**Recorded data**
══════════

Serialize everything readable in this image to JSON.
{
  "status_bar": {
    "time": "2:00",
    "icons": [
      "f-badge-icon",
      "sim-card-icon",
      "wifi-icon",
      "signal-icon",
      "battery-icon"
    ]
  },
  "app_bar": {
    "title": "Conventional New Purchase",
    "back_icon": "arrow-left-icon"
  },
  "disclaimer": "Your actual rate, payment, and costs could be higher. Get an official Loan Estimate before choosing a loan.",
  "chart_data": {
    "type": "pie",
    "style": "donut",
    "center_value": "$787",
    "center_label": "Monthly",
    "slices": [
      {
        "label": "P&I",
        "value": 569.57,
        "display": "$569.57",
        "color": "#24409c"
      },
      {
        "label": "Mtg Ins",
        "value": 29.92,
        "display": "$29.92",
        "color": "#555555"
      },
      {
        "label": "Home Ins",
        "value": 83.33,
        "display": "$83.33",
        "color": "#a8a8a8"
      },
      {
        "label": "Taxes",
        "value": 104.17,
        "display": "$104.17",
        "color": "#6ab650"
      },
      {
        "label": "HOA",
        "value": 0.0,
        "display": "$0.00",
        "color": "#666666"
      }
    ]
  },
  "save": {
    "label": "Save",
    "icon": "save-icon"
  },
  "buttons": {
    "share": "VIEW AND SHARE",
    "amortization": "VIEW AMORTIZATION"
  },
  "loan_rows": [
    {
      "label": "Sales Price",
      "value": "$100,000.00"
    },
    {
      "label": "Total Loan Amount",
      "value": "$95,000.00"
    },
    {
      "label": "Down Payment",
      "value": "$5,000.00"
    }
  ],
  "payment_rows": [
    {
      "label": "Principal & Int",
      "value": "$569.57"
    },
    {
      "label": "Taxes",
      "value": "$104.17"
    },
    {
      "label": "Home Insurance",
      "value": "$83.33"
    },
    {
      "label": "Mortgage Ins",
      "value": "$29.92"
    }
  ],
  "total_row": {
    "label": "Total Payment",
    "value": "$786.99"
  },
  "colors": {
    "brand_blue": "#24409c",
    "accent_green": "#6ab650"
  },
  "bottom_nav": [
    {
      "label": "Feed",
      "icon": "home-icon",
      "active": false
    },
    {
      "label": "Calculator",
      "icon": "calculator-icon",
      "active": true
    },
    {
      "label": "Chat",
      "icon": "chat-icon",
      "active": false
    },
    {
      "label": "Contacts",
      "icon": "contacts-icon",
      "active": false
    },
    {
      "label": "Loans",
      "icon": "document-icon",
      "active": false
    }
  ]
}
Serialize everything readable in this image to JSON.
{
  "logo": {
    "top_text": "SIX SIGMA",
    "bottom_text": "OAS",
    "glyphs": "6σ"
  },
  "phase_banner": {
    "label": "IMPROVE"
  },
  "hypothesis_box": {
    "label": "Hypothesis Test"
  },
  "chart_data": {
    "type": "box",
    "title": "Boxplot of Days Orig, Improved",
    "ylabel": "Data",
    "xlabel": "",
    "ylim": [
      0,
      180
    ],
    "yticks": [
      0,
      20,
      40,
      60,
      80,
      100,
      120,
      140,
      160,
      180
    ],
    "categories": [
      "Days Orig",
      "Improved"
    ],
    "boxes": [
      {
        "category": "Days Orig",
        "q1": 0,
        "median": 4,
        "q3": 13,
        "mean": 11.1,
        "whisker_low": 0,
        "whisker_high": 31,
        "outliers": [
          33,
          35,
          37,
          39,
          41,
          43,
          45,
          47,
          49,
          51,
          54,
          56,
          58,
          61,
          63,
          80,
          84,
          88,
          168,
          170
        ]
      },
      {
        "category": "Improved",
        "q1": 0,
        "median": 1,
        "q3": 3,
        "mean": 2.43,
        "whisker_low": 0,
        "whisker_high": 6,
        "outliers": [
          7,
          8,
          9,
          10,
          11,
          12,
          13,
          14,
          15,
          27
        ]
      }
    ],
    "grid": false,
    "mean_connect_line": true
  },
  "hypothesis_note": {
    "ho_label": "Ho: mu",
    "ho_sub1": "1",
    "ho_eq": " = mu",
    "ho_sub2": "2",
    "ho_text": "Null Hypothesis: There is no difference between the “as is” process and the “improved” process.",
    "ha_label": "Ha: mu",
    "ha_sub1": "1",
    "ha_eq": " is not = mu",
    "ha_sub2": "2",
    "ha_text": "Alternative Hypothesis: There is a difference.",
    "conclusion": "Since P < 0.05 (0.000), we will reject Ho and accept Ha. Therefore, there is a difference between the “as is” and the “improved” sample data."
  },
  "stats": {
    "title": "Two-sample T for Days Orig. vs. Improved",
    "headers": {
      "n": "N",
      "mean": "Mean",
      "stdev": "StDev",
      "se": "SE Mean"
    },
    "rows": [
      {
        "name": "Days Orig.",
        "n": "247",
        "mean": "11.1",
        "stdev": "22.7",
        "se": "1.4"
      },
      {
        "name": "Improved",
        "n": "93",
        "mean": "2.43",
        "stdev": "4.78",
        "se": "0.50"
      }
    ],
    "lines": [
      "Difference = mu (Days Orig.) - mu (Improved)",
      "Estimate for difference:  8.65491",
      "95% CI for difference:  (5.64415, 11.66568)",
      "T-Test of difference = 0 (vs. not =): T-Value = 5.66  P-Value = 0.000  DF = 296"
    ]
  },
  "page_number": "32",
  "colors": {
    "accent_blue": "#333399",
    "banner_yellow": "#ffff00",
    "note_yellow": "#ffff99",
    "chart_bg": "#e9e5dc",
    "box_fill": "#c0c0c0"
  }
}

══════════

**Task goal**
Write all of the records out again exactly.

**Output**
Serialize everything readable in this image to JSON.
{
  "status_bar": {
    "time": "2:00",
    "icons": [
      "f-badge-icon",
      "sim-card-icon",
      "wifi-icon",
      "signal-icon",
      "battery-icon"
    ]
  },
  "app_bar": {
    "title": "Conventional New Purchase",
    "back_icon": "arrow-left-icon"
  },
  "disclaimer": "Your actual rate, payment, and costs could be higher. Get an official Loan Estimate before choosing a loan.",
  "chart_data": {
    "type": "pie",
    "style": "donut",
    "center_value": "$787",
    "center_label": "Monthly",
    "slices": [
      {
        "label": "P&I",
        "value": 569.57,
        "display": "$569.57",
        "color": "#24409c"
      },
      {
        "label": "Mtg Ins",
        "value": 29.92,
        "display": "$29.92",
        "color": "#555555"
      },
      {
        "label": "Home Ins",
        "value": 83.33,
        "display": "$83.33",
        "color": "#a8a8a8"
      },
      {
        "label": "Taxes",
        "value": 104.17,
        "display": "$104.17",
        "color": "#6ab650"
      },
      {
        "label": "HOA",
        "value": 0.0,
        "display": "$0.00",
        "color": "#666666"
      }
    ]
  },
  "save": {
    "label": "Save",
    "icon": "save-icon"
  },
  "buttons": {
    "share": "VIEW AND SHARE",
    "amortization": "VIEW AMORTIZATION"
  },
  "loan_rows": [
    {
      "label": "Sales Price",
      "value": "$100,000.00"
    },
    {
      "label": "Total Loan Amount",
      "value": "$95,000.00"
    },
    {
      "label": "Down Payment",
      "value": "$5,000.00"
    }
  ],
  "payment_rows": [
    {
      "label": "Principal & Int",
      "value": "$569.57"
    },
    {
      "label": "Taxes",
      "value": "$104.17"
    },
    {
      "label": "Home Insurance",
      "value": "$83.33"
    },
    {
      "label": "Mortgage Ins",
      "value": "$29.92"
    }
  ],
  "total_row": {
    "label": "Total Payment",
    "value": "$786.99"
  },
  "colors": {
    "brand_blue": "#24409c",
    "accent_green": "#6ab650"
  },
  "bottom_nav": [
    {
      "label": "Feed",
      "icon": "home-icon",
      "active": false
    },
    {
      "label": "Calculator",
      "icon": "calculator-icon",
      "active": true
    },
    {
      "label": "Chat",
      "icon": "chat-icon",
      "active": false
    },
    {
      "label": "Contacts",
      "icon": "contacts-icon",
      "active": false
    },
    {
      "label": "Loans",
      "icon": "document-icon",
      "active": false
    }
  ]
}
Serialize everything readable in this image to JSON.
{
  "logo": {
    "top_text": "SIX SIGMA",
    "bottom_text": "OAS",
    "glyphs": "6σ"
  },
  "phase_banner": {
    "label": "IMPROVE"
  },
  "hypothesis_box": {
    "label": "Hypothesis Test"
  },
  "chart_data": {
    "type": "box",
    "title": "Boxplot of Days Orig, Improved",
    "ylabel": "Data",
    "xlabel": "",
    "ylim": [
      0,
      180
    ],
    "yticks": [
      0,
      20,
      40,
      60,
      80,
      100,
      120,
      140,
      160,
      180
    ],
    "categories": [
      "Days Orig",
      "Improved"
    ],
    "boxes": [
      {
        "category": "Days Orig",
        "q1": 0,
        "median": 4,
        "q3": 13,
        "mean": 11.1,
        "whisker_low": 0,
        "whisker_high": 31,
        "outliers": [
          33,
          35,
          37,
          39,
          41,
          43,
          45,
          47,
          49,
          51,
          54,
          56,
          58,
          61,
          63,
          80,
          84,
          88,
          168,
          170
        ]
      },
      {
        "category": "Improved",
        "q1": 0,
        "median": 1,
        "q3": 3,
        "mean": 2.43,
        "whisker_low": 0,
        "whisker_high": 6,
        "outliers": [
          7,
          8,
          9,
          10,
          11,
          12,
          13,
          14,
          15,
          27
        ]
      }
    ],
    "grid": false,
    "mean_connect_line": true
  },
  "hypothesis_note": {
    "ho_label": "Ho: mu",
    "ho_sub1": "1",
    "ho_eq": " = mu",
    "ho_sub2": "2",
    "ho_text": "Null Hypothesis: There is no difference between the “as is” process and the “improved” process.",
    "ha_label": "Ha: mu",
    "ha_sub1": "1",
    "ha_eq": " is not = mu",
    "ha_sub2": "2",
    "ha_text": "Alternative Hypothesis: There is a difference.",
    "conclusion": "Since P < 0.05 (0.000), we will reject Ho and accept Ha. Therefore, there is a difference between the “as is” and the “improved” sample data."
  },
  "stats": {
    "title": "Two-sample T for Days Orig. vs. Improved",
    "headers": {
      "n": "N",
      "mean": "Mean",
      "stdev": "StDev",
      "se": "SE Mean"
    },
    "rows": [
      {
        "name": "Days Orig.",
        "n": "247",
        "mean": "11.1",
        "stdev": "22.7",
        "se": "1.4"
      },
      {
        "name": "Improved",
        "n": "93",
        "mean": "2.43",
        "stdev": "4.78",
        "se": "0.50"
      }
    ],
    "lines": [
      "Difference = mu (Days Orig.) - mu (Improved)",
      "Estimate for difference:  8.65491",
      "95% CI for difference:  (5.64415, 11.66568)",
      "T-Test of difference = 0 (vs. not =): T-Value = 5.66  P-Value = 0.000  DF = 296"
    ]
  },
  "page_number": "32",
  "colors": {
    "accent_blue": "#333399",
    "banner_yellow": "#ffff00",
    "note_yellow": "#ffff99",
    "chart_bg": "#e9e5dc",
    "box_fill": "#c0c0c0"
  }
}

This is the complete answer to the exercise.